Request :: Filter the entries below, keeping every line that has the word "pour".

+ + + +

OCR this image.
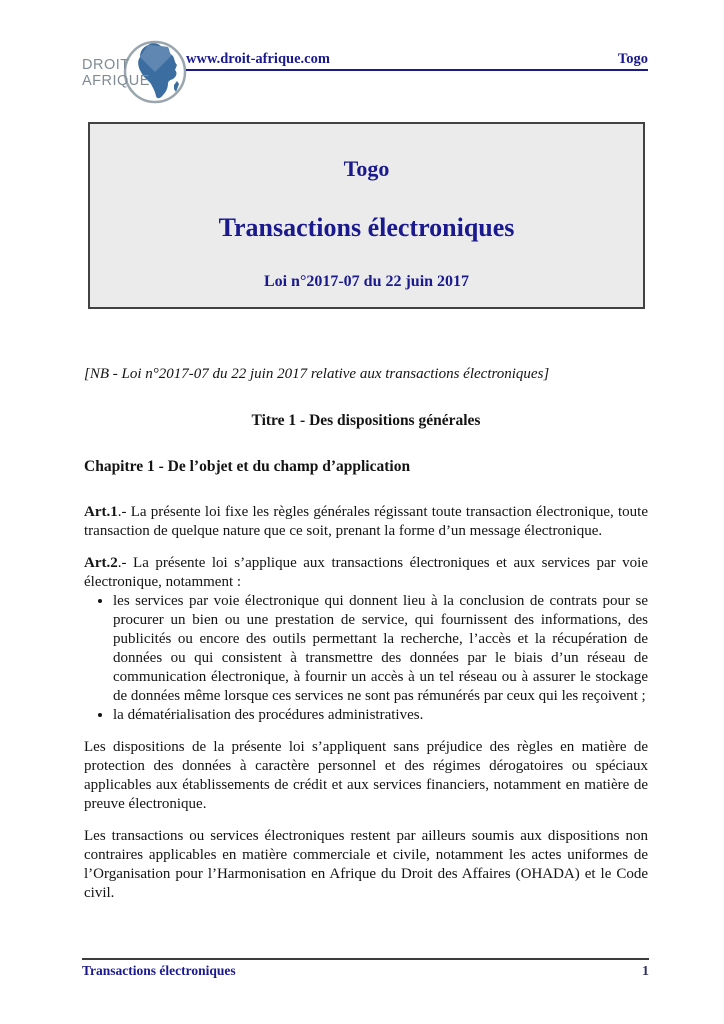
DROIT
AFRIQUE
www.droit-afrique.com	Togo
Togo
Transactions électroniques
Loi n°2017-07 du 22 juin 2017

[NB - Loi n°2017-07 du 22 juin 2017 relative aux transactions électroniques]

Titre 1 - Des dispositions générales
Chapitre 1 - De l’objet et du champ d’application

Art.1.- La présente loi fixe les règles générales régissant toute transaction électronique, toute transaction de quelque nature que ce soit, prenant la forme d’un message électronique.

Art.2.- La présente loi s’applique aux transactions électroniques et aux services par voie électronique, notamment :

• les services par voie électronique qui donnent lieu à la conclusion de contrats pour se procurer un bien ou une prestation de service, qui fournissent des informations, des publicités ou encore des outils permettant la recherche, l’accès et la récupération de données ou qui consistent à transmettre des données par le biais d’un réseau de communication électronique, à fournir un accès à un tel réseau ou à assurer le stockage de données même lorsque ces services ne sont pas rémunérés par ceux qui les reçoivent ;
• la dématérialisation des procédures administratives.

Les dispositions de la présente loi s’appliquent sans préjudice des règles en matière de protection des données à caractère personnel et des régimes dérogatoires ou spéciaux applicables aux établissements de crédit et aux services financiers, notamment en matière de preuve électronique.

Les transactions ou services électroniques restent par ailleurs soumis aux dispositions non contraires applicables en matière commerciale et civile, notamment les actes uniformes de l’Organisation pour l’Harmonisation en Afrique du Droit des Affaires (OHADA) et le Code civil.

Transactions électroniques	1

+ + + +

Response to this task ::
• les services par voie électronique qui donnent lieu à la conclusion de contrats pour se procurer un bien ou une prestation de service, qui fournissent des informations, des publicités ou encore des outils permettant la recherche, l’accès et la récupération de données ou qui consistent à transmettre des données par le biais d’un réseau de communication électronique, à fournir un accès à un tel réseau ou à assurer le stockage de données même lorsque ces services ne sont pas rémunérés par ceux qui les reçoivent ;
Les transactions ou services électroniques restent par ailleurs soumis aux dispositions non contraires applicables en matière commerciale et civile, notamment les actes uniformes de l’Organisation pour l’Harmonisation en Afrique du Droit des Affaires (OHADA) et le Code civil.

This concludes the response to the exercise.